[START Supplied material]
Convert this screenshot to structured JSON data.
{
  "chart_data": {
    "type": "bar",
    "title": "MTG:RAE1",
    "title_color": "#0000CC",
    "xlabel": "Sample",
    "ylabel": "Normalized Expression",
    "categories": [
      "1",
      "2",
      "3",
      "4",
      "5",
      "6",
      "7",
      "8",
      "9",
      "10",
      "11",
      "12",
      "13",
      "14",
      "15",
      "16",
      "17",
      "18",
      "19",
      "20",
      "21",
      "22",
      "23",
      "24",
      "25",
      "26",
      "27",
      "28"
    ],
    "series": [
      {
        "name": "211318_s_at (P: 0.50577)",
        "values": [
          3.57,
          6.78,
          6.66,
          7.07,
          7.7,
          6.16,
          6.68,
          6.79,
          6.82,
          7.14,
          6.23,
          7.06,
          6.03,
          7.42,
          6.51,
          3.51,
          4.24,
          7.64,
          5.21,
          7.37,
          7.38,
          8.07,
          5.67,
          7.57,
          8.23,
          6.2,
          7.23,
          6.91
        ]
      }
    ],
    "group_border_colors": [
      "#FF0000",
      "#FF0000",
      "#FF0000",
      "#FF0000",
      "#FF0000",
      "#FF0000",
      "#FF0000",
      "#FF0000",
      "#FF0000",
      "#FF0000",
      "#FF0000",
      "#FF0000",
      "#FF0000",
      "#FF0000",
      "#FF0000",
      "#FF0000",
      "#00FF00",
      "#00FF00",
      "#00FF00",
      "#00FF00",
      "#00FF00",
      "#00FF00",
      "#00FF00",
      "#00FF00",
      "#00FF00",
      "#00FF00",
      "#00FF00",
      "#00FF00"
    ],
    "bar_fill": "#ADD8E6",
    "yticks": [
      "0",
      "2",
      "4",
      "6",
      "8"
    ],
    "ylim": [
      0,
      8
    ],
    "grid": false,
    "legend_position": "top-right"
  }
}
[END Supplied material]
_Your task:_ Each record must be repeated exactly as it is.

_Solved problem:_
Convert this screenshot to structured JSON data.
{
  "chart_data": {
    "type": "bar",
    "title": "MTG:RAE1",
    "title_color": "#0000CC",
    "xlabel": "Sample",
    "ylabel": "Normalized Expression",
    "categories": [
      "1",
      "2",
      "3",
      "4",
      "5",
      "6",
      "7",
      "8",
      "9",
      "10",
      "11",
      "12",
      "13",
      "14",
      "15",
      "16",
      "17",
      "18",
      "19",
      "20",
      "21",
      "22",
      "23",
      "24",
      "25",
      "26",
      "27",
      "28"
    ],
    "series": [
      {
        "name": "211318_s_at (P: 0.50577)",
        "values": [
          3.57,
          6.78,
          6.66,
          7.07,
          7.7,
          6.16,
          6.68,
          6.79,
          6.82,
          7.14,
          6.23,
          7.06,
          6.03,
          7.42,
          6.51,
          3.51,
          4.24,
          7.64,
          5.21,
          7.37,
          7.38,
          8.07,
          5.67,
          7.57,
          8.23,
          6.2,
          7.23,
          6.91
        ]
      }
    ],
    "group_border_colors": [
      "#FF0000",
      "#FF0000",
      "#FF0000",
      "#FF0000",
      "#FF0000",
      "#FF0000",
      "#FF0000",
      "#FF0000",
      "#FF0000",
      "#FF0000",
      "#FF0000",
      "#FF0000",
      "#FF0000",
      "#FF0000",
      "#FF0000",
      "#FF0000",
      "#00FF00",
      "#00FF00",
      "#00FF00",
      "#00FF00",
      "#00FF00",
      "#00FF00",
      "#00FF00",
      "#00FF00",
      "#00FF00",
      "#00FF00",
      "#00FF00",
      "#00FF00"
    ],
    "bar_fill": "#ADD8E6",
    "yticks": [
      "0",
      "2",
      "4",
      "6",
      "8"
    ],
    "ylim": [
      0,
      8
    ],
    "grid": false,
    "legend_position": "top-right"
  }
}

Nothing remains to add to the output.